## What to work on
Will you write out the data exactly, excluding every picture?

[START OF Input data]

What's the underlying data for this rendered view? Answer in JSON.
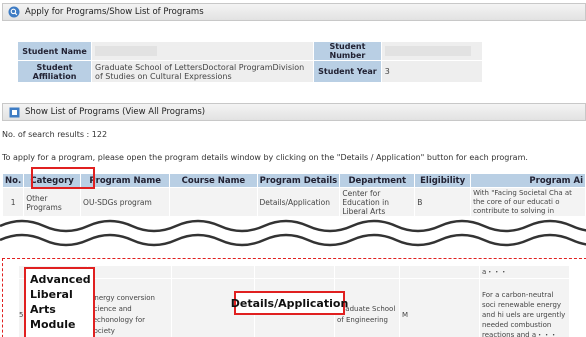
{
  "apply_panel": {
    "title": "Apply for Programs/Show List of Programs"
  },
  "student": {
    "name_label": "Student Name",
    "number_label": "Student Number",
    "affiliation_label": "Student Affiliation",
    "affiliation_value": "Graduate School of LettersDoctoral ProgramDivision of Studies on Cultural Expressions",
    "year_label": "Student Year",
    "year_value": "3"
  },
  "list_panel": {
    "title": "Show List of Programs (View All Programs)"
  },
  "search_results": "No. of search results : 122",
  "instruction": "To apply for a program, please open the program details window by clicking on the \"Details / Application\" button for each program.",
  "table": {
    "headers": [
      "No.",
      "Category",
      "Program Name",
      "Course Name",
      "Program Details",
      "Department",
      "Eligibility",
      "Program Ai"
    ],
    "row1": {
      "no": "1",
      "category": "Other Programs",
      "program_name": "OU-SDGs program",
      "course_name": "",
      "details": "Details/Application",
      "department": "Center for Education in Liberal Arts",
      "eligibility": "B",
      "aim": "With \"Facing Societal Cha at the core of our educati o contribute to solving in"
    },
    "row2": {
      "no_fragment": "5",
      "category": "Advanced Liberal Arts Module",
      "program_name": "Energy conversion science and techonology for society",
      "course_name": "",
      "details": "Details/Application",
      "department": "Graduate School of Engineering",
      "eligibility": "M",
      "aim_top": "a・・・",
      "aim": "For a carbon-neutral soci renewable energy and hi uels are urgently needed combustion reactions and a・・・"
    }
  },
  "colors": {
    "header_blue": "#b9cfe4",
    "highlight_red": "#e02020"
  },
  "icons": [
    "search-icon",
    "list-icon"
  ]
}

[END OF Input data]

## Solution to this exercise
What's the underlying data for this rendered view? Answer in JSON.
{
  "apply_panel": {
    "title": "Apply for Programs/Show List of Programs"
  },
  "student": {
    "name_label": "Student Name",
    "number_label": "Student Number",
    "affiliation_label": "Student Affiliation",
    "affiliation_value": "Graduate School of LettersDoctoral ProgramDivision of Studies on Cultural Expressions",
    "year_label": "Student Year",
    "year_value": "3"
  },
  "list_panel": {
    "title": "Show List of Programs (View All Programs)"
  },
  "search_results": "No. of search results : 122",
  "instruction": "To apply for a program, please open the program details window by clicking on the \"Details / Application\" button for each program.",
  "table": {
    "headers": [
      "No.",
      "Category",
      "Program Name",
      "Course Name",
      "Program Details",
      "Department",
      "Eligibility",
      "Program Ai"
    ],
    "row1": {
      "no": "1",
      "category": "Other Programs",
      "program_name": "OU-SDGs program",
      "course_name": "",
      "details": "Details/Application",
      "department": "Center for Education in Liberal Arts",
      "eligibility": "B",
      "aim": "With \"Facing Societal Cha at the core of our educati o contribute to solving in"
    },
    "row2": {
      "no_fragment": "5",
      "category": "Advanced Liberal Arts Module",
      "program_name": "Energy conversion science and techonology for society",
      "course_name": "",
      "details": "Details/Application",
      "department": "Graduate School of Engineering",
      "eligibility": "M",
      "aim_top": "a・・・",
      "aim": "For a carbon-neutral soci renewable energy and hi uels are urgently needed combustion reactions and a・・・"
    }
  },
  "colors": {
    "header_blue": "#b9cfe4",
    "highlight_red": "#e02020"
  },
  "icons": [
    "search-icon",
    "list-icon"
  ]
}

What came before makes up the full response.